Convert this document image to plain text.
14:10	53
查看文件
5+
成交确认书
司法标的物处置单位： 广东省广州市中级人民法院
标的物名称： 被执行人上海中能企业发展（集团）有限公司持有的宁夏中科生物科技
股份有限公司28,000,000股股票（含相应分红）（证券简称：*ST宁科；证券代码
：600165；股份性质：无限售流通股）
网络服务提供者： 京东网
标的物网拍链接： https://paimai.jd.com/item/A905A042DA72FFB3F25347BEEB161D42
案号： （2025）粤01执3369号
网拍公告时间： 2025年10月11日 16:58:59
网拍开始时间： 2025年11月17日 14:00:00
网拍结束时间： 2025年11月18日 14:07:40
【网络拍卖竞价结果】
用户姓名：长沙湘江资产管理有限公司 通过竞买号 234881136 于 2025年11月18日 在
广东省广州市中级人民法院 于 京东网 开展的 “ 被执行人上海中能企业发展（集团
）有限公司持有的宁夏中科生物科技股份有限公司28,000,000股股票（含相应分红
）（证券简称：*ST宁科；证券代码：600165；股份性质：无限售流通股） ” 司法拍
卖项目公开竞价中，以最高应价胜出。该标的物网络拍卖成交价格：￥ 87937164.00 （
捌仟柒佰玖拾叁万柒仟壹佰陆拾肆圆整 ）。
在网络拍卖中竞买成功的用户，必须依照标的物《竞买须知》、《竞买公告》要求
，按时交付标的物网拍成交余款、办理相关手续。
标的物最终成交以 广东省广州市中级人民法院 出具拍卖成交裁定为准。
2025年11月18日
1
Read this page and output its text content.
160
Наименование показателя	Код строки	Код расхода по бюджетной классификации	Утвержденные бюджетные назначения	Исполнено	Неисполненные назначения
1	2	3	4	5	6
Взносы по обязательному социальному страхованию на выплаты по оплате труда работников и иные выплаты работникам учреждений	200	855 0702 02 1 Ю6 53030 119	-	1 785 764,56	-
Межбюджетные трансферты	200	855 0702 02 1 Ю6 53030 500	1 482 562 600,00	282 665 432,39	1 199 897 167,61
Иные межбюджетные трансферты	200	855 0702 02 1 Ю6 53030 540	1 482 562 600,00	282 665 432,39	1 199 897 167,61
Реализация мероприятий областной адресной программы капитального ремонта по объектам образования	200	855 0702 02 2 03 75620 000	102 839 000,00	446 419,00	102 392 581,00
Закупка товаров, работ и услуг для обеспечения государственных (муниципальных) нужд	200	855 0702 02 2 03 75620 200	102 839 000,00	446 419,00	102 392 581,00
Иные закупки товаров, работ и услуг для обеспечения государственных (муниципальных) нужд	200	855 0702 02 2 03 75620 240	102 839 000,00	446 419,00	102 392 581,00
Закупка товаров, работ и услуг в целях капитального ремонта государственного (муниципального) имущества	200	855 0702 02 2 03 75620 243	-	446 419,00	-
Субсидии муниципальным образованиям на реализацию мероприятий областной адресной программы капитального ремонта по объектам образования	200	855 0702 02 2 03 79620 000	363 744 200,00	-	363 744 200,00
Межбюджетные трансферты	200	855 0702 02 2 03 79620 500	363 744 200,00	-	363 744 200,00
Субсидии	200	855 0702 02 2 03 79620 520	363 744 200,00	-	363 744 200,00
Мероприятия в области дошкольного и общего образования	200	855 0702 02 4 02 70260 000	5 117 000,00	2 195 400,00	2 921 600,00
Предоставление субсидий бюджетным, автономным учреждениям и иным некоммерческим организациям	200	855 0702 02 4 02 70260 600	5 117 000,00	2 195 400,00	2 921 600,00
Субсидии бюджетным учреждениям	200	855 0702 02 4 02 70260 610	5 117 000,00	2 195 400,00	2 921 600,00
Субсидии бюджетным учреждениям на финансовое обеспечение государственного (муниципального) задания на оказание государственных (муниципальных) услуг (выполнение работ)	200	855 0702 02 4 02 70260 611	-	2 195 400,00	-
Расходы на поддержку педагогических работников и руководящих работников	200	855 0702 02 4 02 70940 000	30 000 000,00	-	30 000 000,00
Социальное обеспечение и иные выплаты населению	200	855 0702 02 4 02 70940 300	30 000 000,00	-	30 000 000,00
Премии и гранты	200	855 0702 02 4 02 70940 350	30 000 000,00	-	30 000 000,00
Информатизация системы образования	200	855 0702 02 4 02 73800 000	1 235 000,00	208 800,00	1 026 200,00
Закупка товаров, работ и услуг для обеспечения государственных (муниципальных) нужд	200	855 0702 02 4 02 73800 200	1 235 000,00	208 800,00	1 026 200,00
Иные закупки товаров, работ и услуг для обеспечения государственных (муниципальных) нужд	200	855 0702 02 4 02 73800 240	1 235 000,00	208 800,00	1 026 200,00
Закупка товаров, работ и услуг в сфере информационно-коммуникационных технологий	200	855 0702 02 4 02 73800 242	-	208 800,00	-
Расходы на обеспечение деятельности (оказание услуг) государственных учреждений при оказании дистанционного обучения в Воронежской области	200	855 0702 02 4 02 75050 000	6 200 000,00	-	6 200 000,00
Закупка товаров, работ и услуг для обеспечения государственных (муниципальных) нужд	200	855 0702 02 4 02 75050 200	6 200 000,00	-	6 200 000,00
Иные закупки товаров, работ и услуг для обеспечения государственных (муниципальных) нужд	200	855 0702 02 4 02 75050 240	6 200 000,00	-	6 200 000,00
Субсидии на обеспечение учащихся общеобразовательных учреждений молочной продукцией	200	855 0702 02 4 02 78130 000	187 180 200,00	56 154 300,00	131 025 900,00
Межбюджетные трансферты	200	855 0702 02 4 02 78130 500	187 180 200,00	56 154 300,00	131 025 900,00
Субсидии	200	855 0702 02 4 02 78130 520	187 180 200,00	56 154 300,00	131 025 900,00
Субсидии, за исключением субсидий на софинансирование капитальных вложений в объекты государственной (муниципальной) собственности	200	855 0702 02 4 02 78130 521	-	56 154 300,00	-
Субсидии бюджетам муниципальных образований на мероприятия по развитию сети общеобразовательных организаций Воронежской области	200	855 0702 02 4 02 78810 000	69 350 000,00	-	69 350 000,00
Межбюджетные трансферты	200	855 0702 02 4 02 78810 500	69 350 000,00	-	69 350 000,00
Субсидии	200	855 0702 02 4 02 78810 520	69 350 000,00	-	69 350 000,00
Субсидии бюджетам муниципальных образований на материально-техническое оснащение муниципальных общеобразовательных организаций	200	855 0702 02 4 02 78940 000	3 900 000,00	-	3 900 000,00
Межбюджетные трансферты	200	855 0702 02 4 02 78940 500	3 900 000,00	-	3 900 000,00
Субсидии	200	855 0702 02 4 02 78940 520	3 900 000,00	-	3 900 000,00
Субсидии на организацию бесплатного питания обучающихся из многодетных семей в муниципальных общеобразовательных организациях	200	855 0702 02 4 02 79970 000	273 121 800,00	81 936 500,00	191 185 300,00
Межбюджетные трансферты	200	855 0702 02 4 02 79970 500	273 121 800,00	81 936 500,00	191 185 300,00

━━━━━━

From the material above, gather all lines that include the string "ST宁科" and copy them.

### [Solution to this exercise]
股份有限公司28,000,000股股票（含相应分红）（证券简称：*ST宁科；证券代码
）（证券简称：*ST宁科；证券代码：600165；股份性质：无限售流通股） ” 司法拍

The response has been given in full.